* AIM *
Scan the listing below and copy every line holding "Mona".

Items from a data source
================================
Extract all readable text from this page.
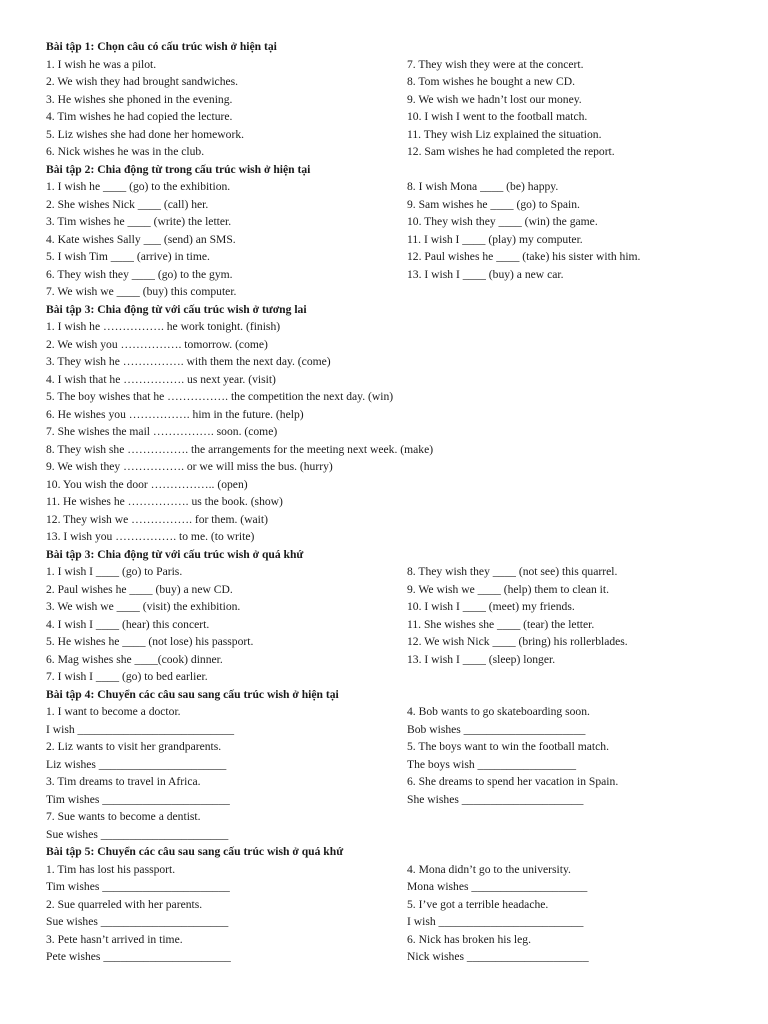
Bài tập 1: Chọn câu có cấu trúc wish ở hiện tại
1. I wish he was a pilot.	7. They wish they were at the concert.
2. We wish they had brought sandwiches.	8. Tom wishes he bought a new CD.
3. He wishes she phoned in the evening.	9. We wish we hadn’t lost our money.
4. Tim wishes he had copied the lecture.	10. I wish I went to the football match.
5. Liz wishes she had done her homework.	11. They wish Liz explained the situation.
6. Nick wishes he was in the club.	12. Sam wishes he had completed the report.
Bài tập 2: Chia động từ trong cấu trúc wish ở hiện tại
1. I wish he ____ (go) to the exhibition.	8. I wish Mona ____ (be) happy.
2. She wishes Nick ____ (call) her.	9. Sam wishes he ____ (go) to Spain.
3. Tim wishes he ____ (write) the letter.	10. They wish they ____ (win) the game.
4. Kate wishes Sally ___ (send) an SMS.	11. I wish I ____ (play) my computer.
5. I wish Tim ____ (arrive) in time.	12. Paul wishes he ____ (take) his sister with him.
6. They wish they ____ (go) to the gym.	13. I wish I ____ (buy) a new car.
7. We wish we ____ (buy) this computer.
Bài tập 3: Chia động từ với cấu trúc wish ở tương lai
1. I wish he ……………. he work tonight. (finish)
2. We wish you ……………. tomorrow. (come)
3. They wish he ……………. with them the next day. (come)
4. I wish that he ……………. us next year. (visit)
5. The boy wishes that he ……………. the competition the next day. (win)
6. He wishes you ……………. him in the future. (help)
7. She wishes the mail ……………. soon. (come)
8. They wish she ……………. the arrangements for the meeting next week. (make)
9. We wish they ……………. or we will miss the bus. (hurry)
10. You wish the door …………….. (open)
11. He wishes he ……………. us the book. (show)
12. They wish we ……………. for them. (wait)
13. I wish you ……………. to me. (to write)
Bài tập 3: Chia động từ với cấu trúc wish ở quá khứ
1. I wish I ____ (go) to Paris.	8. They wish they ____ (not see) this quarrel.
2. Paul wishes he ____ (buy) a new CD.	9. We wish we ____ (help) them to clean it.
3. We wish we ____ (visit) the exhibition.	10. I wish I ____ (meet) my friends.
4. I wish I ____ (hear) this concert.	11. She wishes she ____ (tear) the letter.
5. He wishes he ____ (not lose) his passport.	12. We wish Nick ____ (bring) his rollerblades.
6. Mag wishes she ____(cook) dinner.	13. I wish I ____ (sleep) longer.
7. I wish I ____ (go) to bed earlier.
Bài tập 4: Chuyển các câu sau sang cấu trúc wish ở hiện tại
1. I want to become a doctor.	4. Bob wants to go skateboarding soon.
I wish ___________________________	Bob wishes _____________________
2. Liz wants to visit her grandparents.	5. The boys want to win the football match.
Liz wishes ______________________	The boys wish _________________
3. Tim dreams to travel in Africa.	6. She dreams to spend her vacation in Spain.
Tim wishes ______________________	She wishes _____________________
7. Sue wants to become a dentist.
Sue wishes ______________________
Bài tập 5: Chuyển các câu sau sang cấu trúc wish ở quá khứ
1. Tim has lost his passport.	4. Mona didn’t go to the university.
Tim wishes ______________________	Mona wishes ____________________
2. Sue quarreled with her parents.	5. I’ve got a terrible headache.
Sue wishes ______________________	I wish _________________________
3. Pete hasn’t arrived in time.	6. Nick has broken his leg.
Pete wishes ______________________	Nick wishes _____________________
================================
* WRITTEN ANSWER *
1. I wish he ____ (go) to the exhibition.	8. I wish Mona ____ (be) happy.
1. Tim has lost his passport.	4. Mona didn’t go to the university.
Tim wishes ______________________	Mona wishes ____________________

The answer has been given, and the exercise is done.